Stored records
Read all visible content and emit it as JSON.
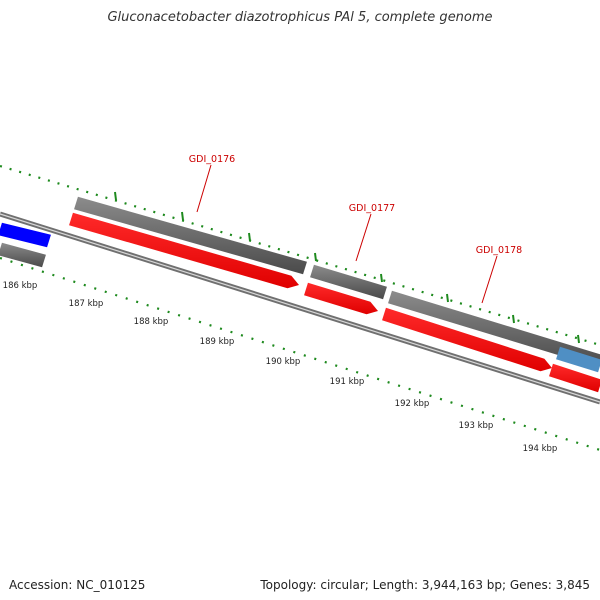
{
  "title": "Gluconacetobacter diazotrophicus PAl 5, complete genome",
  "colors": {
    "background": "#ffffff",
    "backbone": "#7a7a7a",
    "forward_cds": "#666666",
    "reverse_cds_red": "#ff0000",
    "reverse_cds_blue": "#0000ff",
    "forward_cds_light_blue": "#4f8fc4",
    "tick": "#1e8a1e",
    "gene_label": "#cc0000"
  },
  "ticks": {
    "labels": [
      "186 kbp",
      "187 kbp",
      "188 kbp",
      "189 kbp",
      "190 kbp",
      "191 kbp",
      "192 kbp",
      "193 kbp",
      "194 kbp"
    ]
  },
  "genes": [
    {
      "label": "GDI_0176"
    },
    {
      "label": "GDI_0177"
    },
    {
      "label": "GDI_0178"
    }
  ],
  "footer": {
    "accession": "Accession: NC_010125",
    "summary": "Topology: circular; Length: 3,944,163 bp; Genes: 3,845"
  }
}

### Assignment:
Repeat the entries exactly and keep the pictures out of the copy.

### Completed exercise:
Read all visible content and emit it as JSON.
{
  "title": "Gluconacetobacter diazotrophicus PAl 5, complete genome",
  "colors": {
    "background": "#ffffff",
    "backbone": "#7a7a7a",
    "forward_cds": "#666666",
    "reverse_cds_red": "#ff0000",
    "reverse_cds_blue": "#0000ff",
    "forward_cds_light_blue": "#4f8fc4",
    "tick": "#1e8a1e",
    "gene_label": "#cc0000"
  },
  "ticks": {
    "labels": [
      "186 kbp",
      "187 kbp",
      "188 kbp",
      "189 kbp",
      "190 kbp",
      "191 kbp",
      "192 kbp",
      "193 kbp",
      "194 kbp"
    ]
  },
  "genes": [
    {
      "label": "GDI_0176"
    },
    {
      "label": "GDI_0177"
    },
    {
      "label": "GDI_0178"
    }
  ],
  "footer": {
    "accession": "Accession: NC_010125",
    "summary": "Topology: circular; Length: 3,944,163 bp; Genes: 3,845"
  }
}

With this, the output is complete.